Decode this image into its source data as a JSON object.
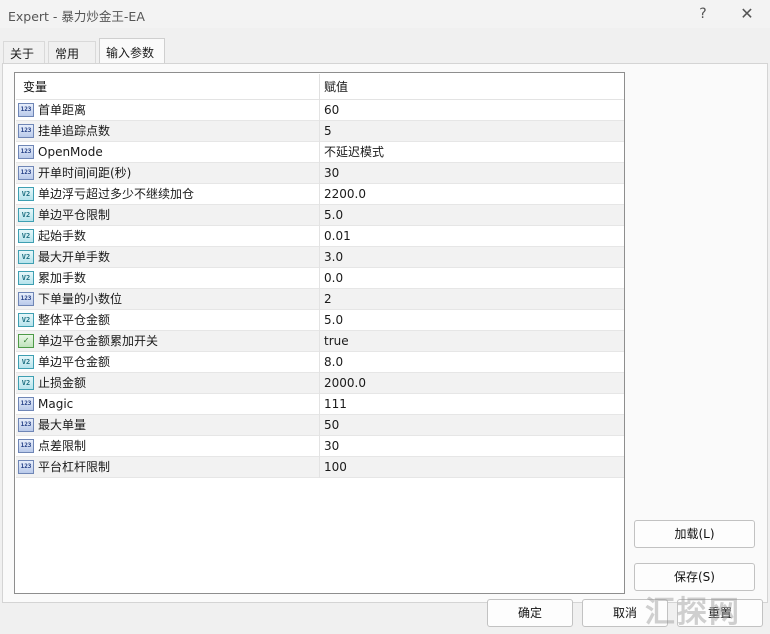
{
  "window": {
    "title": "Expert - 暴力炒金王-EA",
    "help_glyph": "?",
    "close_glyph": "✕"
  },
  "tabs": [
    {
      "label": "关于"
    },
    {
      "label": "常用"
    },
    {
      "label": "输入参数"
    }
  ],
  "grid": {
    "headers": {
      "name": "变量",
      "value": "赋值"
    },
    "rows": [
      {
        "icon": "123",
        "type": "int",
        "name": "首单距离",
        "value": "60"
      },
      {
        "icon": "123",
        "type": "int",
        "name": "挂单追踪点数",
        "value": "5"
      },
      {
        "icon": "123",
        "type": "int",
        "name": "OpenMode",
        "value": "不延迟模式"
      },
      {
        "icon": "123",
        "type": "int",
        "name": "开单时间间距(秒)",
        "value": "30"
      },
      {
        "icon": "V2",
        "type": "double",
        "name": "单边浮亏超过多少不继续加仓",
        "value": "2200.0"
      },
      {
        "icon": "V2",
        "type": "double",
        "name": "单边平仓限制",
        "value": "5.0"
      },
      {
        "icon": "V2",
        "type": "double",
        "name": "起始手数",
        "value": "0.01"
      },
      {
        "icon": "V2",
        "type": "double",
        "name": "最大开单手数",
        "value": "3.0"
      },
      {
        "icon": "V2",
        "type": "double",
        "name": "累加手数",
        "value": "0.0"
      },
      {
        "icon": "123",
        "type": "int",
        "name": "下单量的小数位",
        "value": "2"
      },
      {
        "icon": "V2",
        "type": "double",
        "name": "整体平仓金额",
        "value": "5.0"
      },
      {
        "icon": "✓",
        "type": "bool",
        "name": "单边平仓金额累加开关",
        "value": "true"
      },
      {
        "icon": "V2",
        "type": "double",
        "name": "单边平仓金额",
        "value": "8.0"
      },
      {
        "icon": "V2",
        "type": "double",
        "name": "止损金额",
        "value": "2000.0"
      },
      {
        "icon": "123",
        "type": "int",
        "name": "Magic",
        "value": "111"
      },
      {
        "icon": "123",
        "type": "int",
        "name": "最大单量",
        "value": "50"
      },
      {
        "icon": "123",
        "type": "int",
        "name": "点差限制",
        "value": "30"
      },
      {
        "icon": "123",
        "type": "int",
        "name": "平台杠杆限制",
        "value": "100"
      }
    ]
  },
  "buttons": {
    "load": "加载(L)",
    "save": "保存(S)",
    "ok": "确定",
    "cancel": "取消",
    "reset": "重置"
  },
  "watermark": {
    "text": "汇探网"
  }
}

● ● ● ● ● ● ●

Take the entries shown above and quote them verbatim, passing over the pictures.

## Written response
Decode this image into its source data as a JSON object.
{
  "window": {
    "title": "Expert - 暴力炒金王-EA",
    "help_glyph": "?",
    "close_glyph": "✕"
  },
  "tabs": [
    {
      "label": "关于"
    },
    {
      "label": "常用"
    },
    {
      "label": "输入参数"
    }
  ],
  "grid": {
    "headers": {
      "name": "变量",
      "value": "赋值"
    },
    "rows": [
      {
        "icon": "123",
        "type": "int",
        "name": "首单距离",
        "value": "60"
      },
      {
        "icon": "123",
        "type": "int",
        "name": "挂单追踪点数",
        "value": "5"
      },
      {
        "icon": "123",
        "type": "int",
        "name": "OpenMode",
        "value": "不延迟模式"
      },
      {
        "icon": "123",
        "type": "int",
        "name": "开单时间间距(秒)",
        "value": "30"
      },
      {
        "icon": "V2",
        "type": "double",
        "name": "单边浮亏超过多少不继续加仓",
        "value": "2200.0"
      },
      {
        "icon": "V2",
        "type": "double",
        "name": "单边平仓限制",
        "value": "5.0"
      },
      {
        "icon": "V2",
        "type": "double",
        "name": "起始手数",
        "value": "0.01"
      },
      {
        "icon": "V2",
        "type": "double",
        "name": "最大开单手数",
        "value": "3.0"
      },
      {
        "icon": "V2",
        "type": "double",
        "name": "累加手数",
        "value": "0.0"
      },
      {
        "icon": "123",
        "type": "int",
        "name": "下单量的小数位",
        "value": "2"
      },
      {
        "icon": "V2",
        "type": "double",
        "name": "整体平仓金额",
        "value": "5.0"
      },
      {
        "icon": "✓",
        "type": "bool",
        "name": "单边平仓金额累加开关",
        "value": "true"
      },
      {
        "icon": "V2",
        "type": "double",
        "name": "单边平仓金额",
        "value": "8.0"
      },
      {
        "icon": "V2",
        "type": "double",
        "name": "止损金额",
        "value": "2000.0"
      },
      {
        "icon": "123",
        "type": "int",
        "name": "Magic",
        "value": "111"
      },
      {
        "icon": "123",
        "type": "int",
        "name": "最大单量",
        "value": "50"
      },
      {
        "icon": "123",
        "type": "int",
        "name": "点差限制",
        "value": "30"
      },
      {
        "icon": "123",
        "type": "int",
        "name": "平台杠杆限制",
        "value": "100"
      }
    ]
  },
  "buttons": {
    "load": "加载(L)",
    "save": "保存(S)",
    "ok": "确定",
    "cancel": "取消",
    "reset": "重置"
  },
  "watermark": {
    "text": "汇探网"
  }
}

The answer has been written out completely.